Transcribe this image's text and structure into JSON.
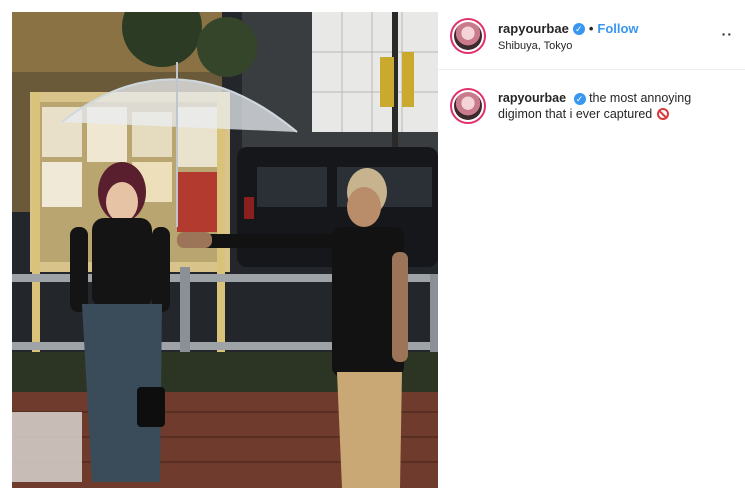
{
  "post": {
    "username": "rapyourbae",
    "verified_glyph": "✓",
    "separator": "•",
    "follow_label": "Follow",
    "location": "Shibuya, Tokyo",
    "more_label": "··",
    "caption_username": "rapyourbae",
    "caption_text": " the most annoying digimon that i ever captured",
    "caption_emoji_icon": "no-entry-icon"
  },
  "colors": {
    "link_blue": "#3897f0",
    "story_ring": "#e1306c",
    "prohibited_red": "#d93a3a"
  }
}
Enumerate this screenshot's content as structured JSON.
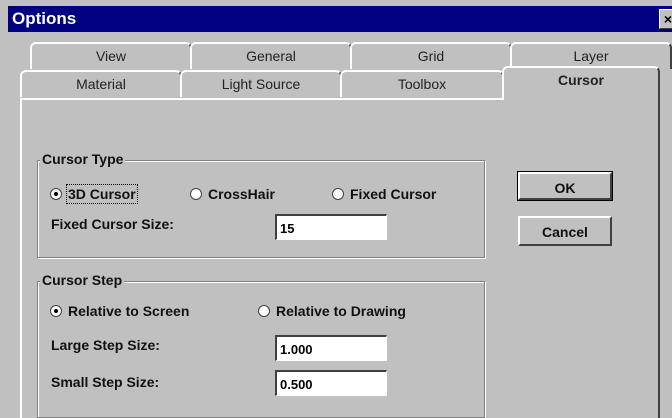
{
  "window": {
    "title": "Options",
    "close_glyph": "×"
  },
  "tabs_back": [
    {
      "label": "View"
    },
    {
      "label": "General"
    },
    {
      "label": "Grid"
    },
    {
      "label": "Layer"
    }
  ],
  "tabs_front": [
    {
      "label": "Material"
    },
    {
      "label": "Light Source"
    },
    {
      "label": "Toolbox"
    },
    {
      "label": "Cursor",
      "active": true
    }
  ],
  "cursor_type": {
    "title": "Cursor Type",
    "options": [
      "3D Cursor",
      "CrossHair",
      "Fixed Cursor"
    ],
    "selected": "3D Cursor",
    "fixed_size_label": "Fixed Cursor Size:",
    "fixed_size_value": "15"
  },
  "cursor_step": {
    "title": "Cursor Step",
    "options": [
      "Relative to Screen",
      "Relative to Drawing"
    ],
    "selected": "Relative to Screen",
    "large_label": "Large Step Size:",
    "large_value": "1.000",
    "small_label": "Small Step Size:",
    "small_value": "0.500"
  },
  "buttons": {
    "ok": "OK",
    "cancel": "Cancel"
  }
}
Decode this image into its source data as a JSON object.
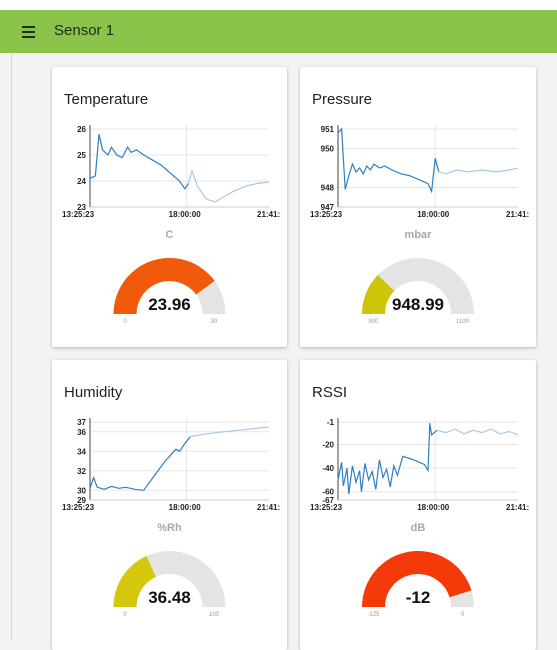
{
  "header": {
    "title": "Sensor 1",
    "menu_icon": "hamburger-menu-icon",
    "color": "#8bc34a"
  },
  "cards": [
    {
      "title": "Temperature",
      "unit": "C",
      "value": 23.96,
      "value_label": "23.96",
      "min_label": "0",
      "max_label": "30",
      "min": 0,
      "max": 30,
      "gauge_color": "#f05a0a",
      "chart_data": {
        "type": "line",
        "y_ticks": [
          "26",
          "25",
          "24",
          "23"
        ],
        "ylim": [
          23,
          26
        ],
        "x_ticks": [
          "13:25:23",
          "18:00:00",
          "21:41:"
        ],
        "series": [
          {
            "values": [
              [
                0,
                24.1
              ],
              [
                0.03,
                24.2
              ],
              [
                0.05,
                25.8
              ],
              [
                0.07,
                25.2
              ],
              [
                0.1,
                25.0
              ],
              [
                0.12,
                25.3
              ],
              [
                0.15,
                25.0
              ],
              [
                0.18,
                24.9
              ],
              [
                0.21,
                25.3
              ],
              [
                0.23,
                25.1
              ],
              [
                0.26,
                25.2
              ],
              [
                0.3,
                25.0
              ],
              [
                0.35,
                24.8
              ],
              [
                0.4,
                24.6
              ],
              [
                0.45,
                24.3
              ],
              [
                0.5,
                24.0
              ],
              [
                0.53,
                23.7
              ],
              [
                0.55,
                23.9
              ],
              [
                0.57,
                24.4
              ],
              [
                0.6,
                23.8
              ],
              [
                0.65,
                23.3
              ],
              [
                0.7,
                23.2
              ],
              [
                0.75,
                23.4
              ],
              [
                0.8,
                23.6
              ],
              [
                0.87,
                23.8
              ],
              [
                0.93,
                23.9
              ],
              [
                1,
                23.96
              ]
            ]
          }
        ]
      }
    },
    {
      "title": "Pressure",
      "unit": "mbar",
      "value": 948.99,
      "value_label": "948.99",
      "min_label": "900",
      "max_label": "1100",
      "min": 900,
      "max": 1100,
      "gauge_color": "#cdc50a",
      "chart_data": {
        "type": "line",
        "y_ticks": [
          "951",
          "950",
          "948",
          "947"
        ],
        "ylim": [
          947,
          951
        ],
        "x_ticks": [
          "13:25:23",
          "18:00:00",
          "21:41:"
        ],
        "series": [
          {
            "values": [
              [
                0,
                950.8
              ],
              [
                0.02,
                951.0
              ],
              [
                0.04,
                947.9
              ],
              [
                0.06,
                948.6
              ],
              [
                0.08,
                949.2
              ],
              [
                0.1,
                948.8
              ],
              [
                0.12,
                949.0
              ],
              [
                0.14,
                948.7
              ],
              [
                0.16,
                949.1
              ],
              [
                0.18,
                948.9
              ],
              [
                0.2,
                949.2
              ],
              [
                0.23,
                949.0
              ],
              [
                0.26,
                949.1
              ],
              [
                0.3,
                948.9
              ],
              [
                0.35,
                948.7
              ],
              [
                0.4,
                948.6
              ],
              [
                0.45,
                948.4
              ],
              [
                0.5,
                948.2
              ],
              [
                0.52,
                947.8
              ],
              [
                0.54,
                949.5
              ],
              [
                0.56,
                948.8
              ],
              [
                0.6,
                948.7
              ],
              [
                0.66,
                948.9
              ],
              [
                0.72,
                948.8
              ],
              [
                0.8,
                948.9
              ],
              [
                0.88,
                948.8
              ],
              [
                0.95,
                948.9
              ],
              [
                1,
                948.99
              ]
            ]
          }
        ]
      }
    },
    {
      "title": "Humidity",
      "unit": "%Rh",
      "value": 36.48,
      "value_label": "36.48",
      "min_label": "0",
      "max_label": "100",
      "min": 0,
      "max": 100,
      "gauge_color": "#d5c80c",
      "chart_data": {
        "type": "line",
        "y_ticks": [
          "37",
          "36",
          "34",
          "32",
          "30",
          "29"
        ],
        "ylim": [
          29,
          37
        ],
        "x_ticks": [
          "13:25:23",
          "18:00:00",
          "21:41:"
        ],
        "series": [
          {
            "values": [
              [
                0,
                30.2
              ],
              [
                0.02,
                31.3
              ],
              [
                0.04,
                30.3
              ],
              [
                0.08,
                30.1
              ],
              [
                0.12,
                30.4
              ],
              [
                0.16,
                30.2
              ],
              [
                0.2,
                30.3
              ],
              [
                0.25,
                30.1
              ],
              [
                0.3,
                30.0
              ],
              [
                0.36,
                31.5
              ],
              [
                0.42,
                33.0
              ],
              [
                0.48,
                34.2
              ],
              [
                0.5,
                34.0
              ],
              [
                0.53,
                34.8
              ],
              [
                0.56,
                35.5
              ],
              [
                0.62,
                35.7
              ],
              [
                0.7,
                35.9
              ],
              [
                0.8,
                36.1
              ],
              [
                0.9,
                36.3
              ],
              [
                1,
                36.48
              ]
            ]
          }
        ]
      }
    },
    {
      "title": "RSSI",
      "unit": "dB",
      "value": -12,
      "value_label": "-12",
      "min_label": "-125",
      "max_label": "0",
      "min": -125,
      "max": 0,
      "gauge_color": "#f53a0a",
      "chart_data": {
        "type": "line",
        "y_ticks": [
          "-1",
          "-20",
          "-40",
          "-60",
          "-67"
        ],
        "ylim": [
          -67,
          -1
        ],
        "x_ticks": [
          "13:25:23",
          "18:00:00",
          "21:41:"
        ],
        "series": [
          {
            "values": [
              [
                0,
                -50
              ],
              [
                0.02,
                -35
              ],
              [
                0.03,
                -55
              ],
              [
                0.05,
                -40
              ],
              [
                0.06,
                -62
              ],
              [
                0.08,
                -38
              ],
              [
                0.1,
                -52
              ],
              [
                0.12,
                -42
              ],
              [
                0.13,
                -60
              ],
              [
                0.15,
                -36
              ],
              [
                0.17,
                -50
              ],
              [
                0.19,
                -43
              ],
              [
                0.21,
                -58
              ],
              [
                0.23,
                -33
              ],
              [
                0.25,
                -48
              ],
              [
                0.27,
                -41
              ],
              [
                0.29,
                -56
              ],
              [
                0.31,
                -38
              ],
              [
                0.33,
                -46
              ],
              [
                0.36,
                -30
              ],
              [
                0.42,
                -33
              ],
              [
                0.48,
                -37
              ],
              [
                0.5,
                -42
              ],
              [
                0.51,
                -2
              ],
              [
                0.52,
                -12
              ],
              [
                0.55,
                -8
              ],
              [
                0.6,
                -10
              ],
              [
                0.65,
                -7
              ],
              [
                0.7,
                -11
              ],
              [
                0.75,
                -8
              ],
              [
                0.8,
                -10
              ],
              [
                0.85,
                -7
              ],
              [
                0.9,
                -11
              ],
              [
                0.95,
                -9
              ],
              [
                1,
                -12
              ]
            ]
          }
        ]
      }
    }
  ]
}
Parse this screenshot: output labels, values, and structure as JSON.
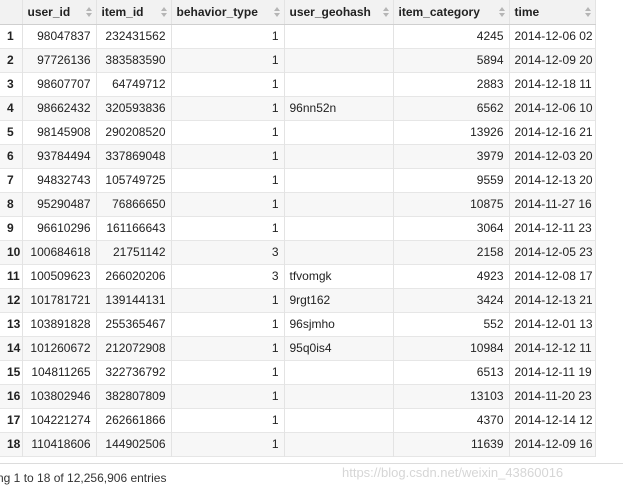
{
  "columns": [
    "",
    "user_id",
    "item_id",
    "behavior_type",
    "user_geohash",
    "item_category",
    "time"
  ],
  "rows": [
    [
      "1",
      "98047837",
      "232431562",
      "1",
      "",
      "4245",
      "2014-12-06 02"
    ],
    [
      "2",
      "97726136",
      "383583590",
      "1",
      "",
      "5894",
      "2014-12-09 20"
    ],
    [
      "3",
      "98607707",
      "64749712",
      "1",
      "",
      "2883",
      "2014-12-18 11"
    ],
    [
      "4",
      "98662432",
      "320593836",
      "1",
      "96nn52n",
      "6562",
      "2014-12-06 10"
    ],
    [
      "5",
      "98145908",
      "290208520",
      "1",
      "",
      "13926",
      "2014-12-16 21"
    ],
    [
      "6",
      "93784494",
      "337869048",
      "1",
      "",
      "3979",
      "2014-12-03 20"
    ],
    [
      "7",
      "94832743",
      "105749725",
      "1",
      "",
      "9559",
      "2014-12-13 20"
    ],
    [
      "8",
      "95290487",
      "76866650",
      "1",
      "",
      "10875",
      "2014-11-27 16"
    ],
    [
      "9",
      "96610296",
      "161166643",
      "1",
      "",
      "3064",
      "2014-12-11 23"
    ],
    [
      "10",
      "100684618",
      "21751142",
      "3",
      "",
      "2158",
      "2014-12-05 23"
    ],
    [
      "11",
      "100509623",
      "266020206",
      "3",
      "tfvomgk",
      "4923",
      "2014-12-08 17"
    ],
    [
      "12",
      "101781721",
      "139144131",
      "1",
      "9rgt162",
      "3424",
      "2014-12-13 21"
    ],
    [
      "13",
      "103891828",
      "255365467",
      "1",
      "96sjmho",
      "552",
      "2014-12-01 13"
    ],
    [
      "14",
      "101260672",
      "212072908",
      "1",
      "95q0is4",
      "10984",
      "2014-12-12 11"
    ],
    [
      "15",
      "104811265",
      "322736792",
      "1",
      "",
      "6513",
      "2014-12-11 19"
    ],
    [
      "16",
      "103802946",
      "382807809",
      "1",
      "",
      "13103",
      "2014-11-20 23"
    ],
    [
      "17",
      "104221274",
      "262661866",
      "1",
      "",
      "4370",
      "2014-12-14 12"
    ],
    [
      "18",
      "110418606",
      "144902506",
      "1",
      "",
      "11639",
      "2014-12-09 16"
    ]
  ],
  "footer": {
    "entries_text": "ng 1 to 18 of 12,256,906 entries"
  },
  "watermark": "https://blog.csdn.net/weixin_43860016"
}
+++
» SET PROBLEM:
Show each line of the data that contains the string "Relative".

» THE OUTPUT:
      "Relative to Screen",
      "Relative to Drawing"
    "selected": "Relative to Screen",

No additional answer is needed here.